> [Stated problem]: Quote the whole listing exactly. Leave the pictures out of your copy.

##### Material for the task #####

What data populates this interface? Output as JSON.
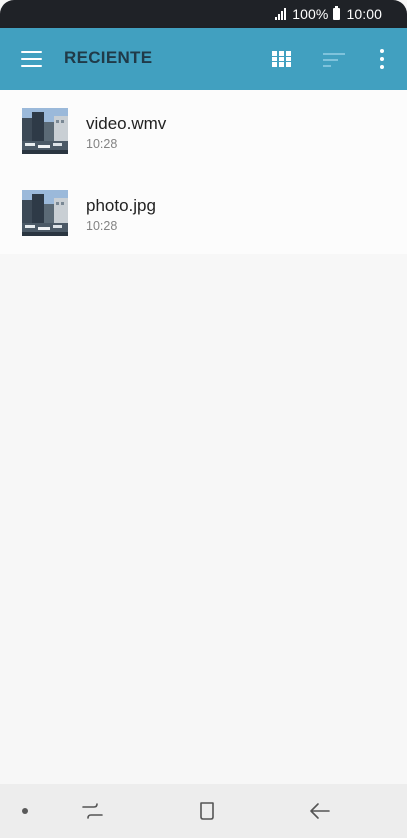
{
  "status_bar": {
    "battery": "100%",
    "time": "10:00"
  },
  "app_bar": {
    "title": "RECIENTE",
    "icons": [
      "menu-icon",
      "grid-view-icon",
      "sort-icon",
      "more-options-icon"
    ],
    "color": "#41a0c0"
  },
  "files": [
    {
      "name": "video.wmv",
      "time": "10:28",
      "icon": "image-thumbnail"
    },
    {
      "name": "photo.jpg",
      "time": "10:28",
      "icon": "image-thumbnail"
    }
  ],
  "nav_bar": {
    "icons": [
      "recent-apps-icon",
      "home-icon",
      "back-icon"
    ]
  }
}
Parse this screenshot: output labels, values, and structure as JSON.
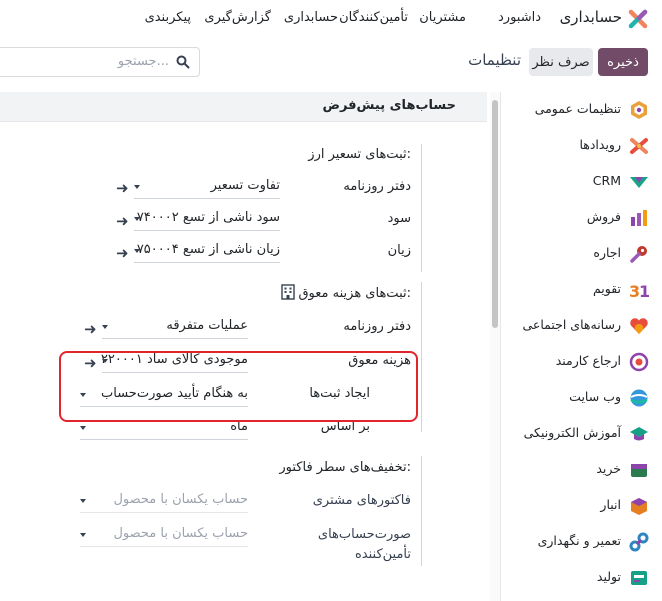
{
  "app": {
    "name": "حسابداری",
    "menu": [
      "داشبورد",
      "مشتریان",
      "تأمین‌کنندگان",
      "حسابداری",
      "گزارش‌گیری",
      "پیکربندی"
    ]
  },
  "control": {
    "save_label": "ذخیره",
    "discard_label": "صرف نظر",
    "page_title": "تنظیمات",
    "search_placeholder": "جستجو..."
  },
  "section": {
    "title": "حساب‌های پیش‌فرض"
  },
  "exchange": {
    "title": "ثبت‌های تسعیر ارز:",
    "journal_label": "دفتر روزنامه",
    "journal_value": "تفاوت تسعیر",
    "gain_label": "سود",
    "gain_value": "۷۴۰۰۰۲ سود ناشی از تسع",
    "loss_label": "زیان",
    "loss_value": "۷۵۰۰۰۴ زیان ناشی از تسع"
  },
  "deferred": {
    "title": "ثبت‌های هزینه معوق:",
    "journal_label": "دفتر روزنامه",
    "journal_value": "عملیات متفرقه",
    "expense_label": "هزینه معوق",
    "expense_value": "۲۲۰۰۰۱ موجودی کالای ساد",
    "generate_label": "ایجاد ثبت‌ها",
    "generate_value": "به هنگام تأیید صورت‌حساب",
    "based_label": "بر اساس",
    "based_value": "ماه"
  },
  "discount": {
    "title": "تخفیف‌های سطر فاکتور:",
    "customer_label": "فاکتورهای مشتری",
    "customer_placeholder": "حساب یکسان با محصول",
    "vendor_label_1": "صورت‌حساب‌های",
    "vendor_label_2": "تأمین‌کننده",
    "vendor_placeholder": "حساب یکسان با محصول"
  },
  "sidebar": {
    "items": [
      {
        "label": "تنظیمات عمومی",
        "icon": "general-settings-icon"
      },
      {
        "label": "رویدادها",
        "icon": "events-icon"
      },
      {
        "label": "CRM",
        "icon": "crm-icon"
      },
      {
        "label": "فروش",
        "icon": "sales-icon"
      },
      {
        "label": "اجاره",
        "icon": "rental-icon"
      },
      {
        "label": "تقویم",
        "icon": "calendar-icon"
      },
      {
        "label": "رسانه‌های اجتماعی",
        "icon": "social-media-icon"
      },
      {
        "label": "ارجاع کارمند",
        "icon": "employee-referral-icon"
      },
      {
        "label": "وب سایت",
        "icon": "website-icon"
      },
      {
        "label": "آموزش الکترونیکی",
        "icon": "elearning-icon"
      },
      {
        "label": "خرید",
        "icon": "purchase-icon"
      },
      {
        "label": "انبار",
        "icon": "inventory-icon"
      },
      {
        "label": "تعمیر و نگهداری",
        "icon": "maintenance-icon"
      },
      {
        "label": "تولید",
        "icon": "manufacturing-icon"
      }
    ]
  },
  "colors": {
    "brand": "#714b67",
    "highlight": "#e0262c",
    "section_bg": "#f2f3f5"
  }
}
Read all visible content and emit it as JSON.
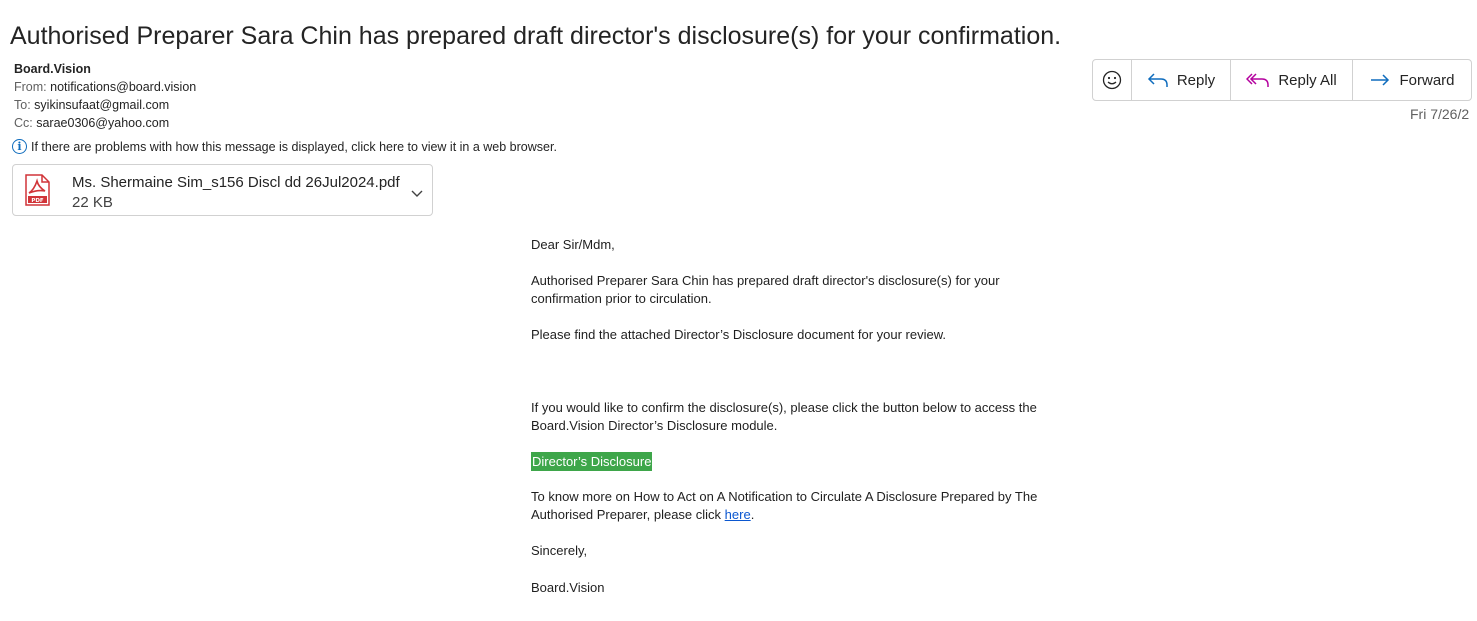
{
  "email": {
    "subject": "Authorised Preparer Sara Chin has prepared draft director's disclosure(s) for your confirmation.",
    "sender_name": "Board.Vision",
    "from_label": "From:",
    "from_value": "notifications@board.vision",
    "to_label": "To:",
    "to_value": "syikinsufaat@gmail.com",
    "cc_label": "Cc:",
    "cc_value": "sarae0306@yahoo.com",
    "info_text": "If there are problems with how this message is displayed, click here to view it in a web browser.",
    "date": "Fri 7/26/2"
  },
  "attachment": {
    "name": "Ms. Shermaine Sim_s156 Discl dd 26Jul2024.pdf",
    "size": "22 KB",
    "icon": "pdf-file-icon",
    "icon_label": "PDF"
  },
  "actions": {
    "emoji_icon": "smiley-icon",
    "reply": "Reply",
    "reply_all": "Reply All",
    "forward": "Forward"
  },
  "body": {
    "greeting": "Dear Sir/Mdm,",
    "para1": "Authorised Preparer Sara Chin has prepared draft director's disclosure(s) for your confirmation prior to circulation.",
    "para2": "Please find the attached Director’s Disclosure document for your review.",
    "para3": "If you would like to confirm the disclosure(s), please click the button below to access the Board.Vision Director’s Disclosure module.",
    "cta_label": "Director’s Disclosure",
    "para4_prefix": "To know more on How to Act on A Notification to Circulate A Disclosure Prepared by The Authorised Preparer, please click ",
    "para4_link": "here",
    "para4_suffix": ".",
    "closing": "Sincerely,",
    "signature": "Board.Vision"
  },
  "colors": {
    "cta_bg": "#3ea64a",
    "link": "#0b57d0",
    "accent": "#0f6cbd",
    "reply_icon": "#0f6cbd",
    "reply_all_icon": "#b4009e",
    "pdf_red": "#d13438"
  }
}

#####

> [Answer to the task]:
What data populates this interface? Output as JSON.
{
  "status_bar": {
    "battery": "100%",
    "time": "10:00"
  },
  "app_bar": {
    "title": "RECIENTE",
    "icons": [
      "menu-icon",
      "grid-view-icon",
      "sort-icon",
      "more-options-icon"
    ],
    "color": "#41a0c0"
  },
  "files": [
    {
      "name": "video.wmv",
      "time": "10:28",
      "icon": "image-thumbnail"
    },
    {
      "name": "photo.jpg",
      "time": "10:28",
      "icon": "image-thumbnail"
    }
  ],
  "nav_bar": {
    "icons": [
      "recent-apps-icon",
      "home-icon",
      "back-icon"
    ]
  }
}
Parse this screenshot: output labels, values, and structure as JSON.
{
  "app": {
    "name": "حسابداری",
    "menu": [
      "داشبورد",
      "مشتریان",
      "تأمین‌کنندگان",
      "حسابداری",
      "گزارش‌گیری",
      "پیکربندی"
    ]
  },
  "control": {
    "save_label": "ذخیره",
    "discard_label": "صرف نظر",
    "page_title": "تنظیمات",
    "search_placeholder": "جستجو..."
  },
  "section": {
    "title": "حساب‌های پیش‌فرض"
  },
  "exchange": {
    "title": "ثبت‌های تسعیر ارز:",
    "journal_label": "دفتر روزنامه",
    "journal_value": "تفاوت تسعیر",
    "gain_label": "سود",
    "gain_value": "۷۴۰۰۰۲ سود ناشی از تسع",
    "loss_label": "زیان",
    "loss_value": "۷۵۰۰۰۴ زیان ناشی از تسع"
  },
  "deferred": {
    "title": "ثبت‌های هزینه معوق:",
    "journal_label": "دفتر روزنامه",
    "journal_value": "عملیات متفرقه",
    "expense_label": "هزینه معوق",
    "expense_value": "۲۲۰۰۰۱ موجودی کالای ساد",
    "generate_label": "ایجاد ثبت‌ها",
    "generate_value": "به هنگام تأیید صورت‌حساب",
    "based_label": "بر اساس",
    "based_value": "ماه"
  },
  "discount": {
    "title": "تخفیف‌های سطر فاکتور:",
    "customer_label": "فاکتورهای مشتری",
    "customer_placeholder": "حساب یکسان با محصول",
    "vendor_label_1": "صورت‌حساب‌های",
    "vendor_label_2": "تأمین‌کننده",
    "vendor_placeholder": "حساب یکسان با محصول"
  },
  "sidebar": {
    "items": [
      {
        "label": "تنظیمات عمومی",
        "icon": "general-settings-icon"
      },
      {
        "label": "رویدادها",
        "icon": "events-icon"
      },
      {
        "label": "CRM",
        "icon": "crm-icon"
      },
      {
        "label": "فروش",
        "icon": "sales-icon"
      },
      {
        "label": "اجاره",
        "icon": "rental-icon"
      },
      {
        "label": "تقویم",
        "icon": "calendar-icon"
      },
      {
        "label": "رسانه‌های اجتماعی",
        "icon": "social-media-icon"
      },
      {
        "label": "ارجاع کارمند",
        "icon": "employee-referral-icon"
      },
      {
        "label": "وب سایت",
        "icon": "website-icon"
      },
      {
        "label": "آموزش الکترونیکی",
        "icon": "elearning-icon"
      },
      {
        "label": "خرید",
        "icon": "purchase-icon"
      },
      {
        "label": "انبار",
        "icon": "inventory-icon"
      },
      {
        "label": "تعمیر و نگهداری",
        "icon": "maintenance-icon"
      },
      {
        "label": "تولید",
        "icon": "manufacturing-icon"
      }
    ]
  },
  "colors": {
    "brand": "#714b67",
    "highlight": "#e0262c",
    "section_bg": "#f2f3f5"
  }
}
Read all visible content and emit it as JSON.
{
  "email": {
    "subject": "Authorised Preparer Sara Chin has prepared draft director's disclosure(s) for your confirmation.",
    "sender_name": "Board.Vision",
    "from_label": "From:",
    "from_value": "notifications@board.vision",
    "to_label": "To:",
    "to_value": "syikinsufaat@gmail.com",
    "cc_label": "Cc:",
    "cc_value": "sarae0306@yahoo.com",
    "info_text": "If there are problems with how this message is displayed, click here to view it in a web browser.",
    "date": "Fri 7/26/2"
  },
  "attachment": {
    "name": "Ms. Shermaine Sim_s156 Discl dd 26Jul2024.pdf",
    "size": "22 KB",
    "icon": "pdf-file-icon",
    "icon_label": "PDF"
  },
  "actions": {
    "emoji_icon": "smiley-icon",
    "reply": "Reply",
    "reply_all": "Reply All",
    "forward": "Forward"
  },
  "body": {
    "greeting": "Dear Sir/Mdm,",
    "para1": "Authorised Preparer Sara Chin has prepared draft director's disclosure(s) for your confirmation prior to circulation.",
    "para2": "Please find the attached Director’s Disclosure document for your review.",
    "para3": "If you would like to confirm the disclosure(s), please click the button below to access the Board.Vision Director’s Disclosure module.",
    "cta_label": "Director’s Disclosure",
    "para4_prefix": "To know more on How to Act on A Notification to Circulate A Disclosure Prepared by The Authorised Preparer, please click ",
    "para4_link": "here",
    "para4_suffix": ".",
    "closing": "Sincerely,",
    "signature": "Board.Vision"
  },
  "colors": {
    "cta_bg": "#3ea64a",
    "link": "#0b57d0",
    "accent": "#0f6cbd",
    "reply_icon": "#0f6cbd",
    "reply_all_icon": "#b4009e",
    "pdf_red": "#d13438"
  }
}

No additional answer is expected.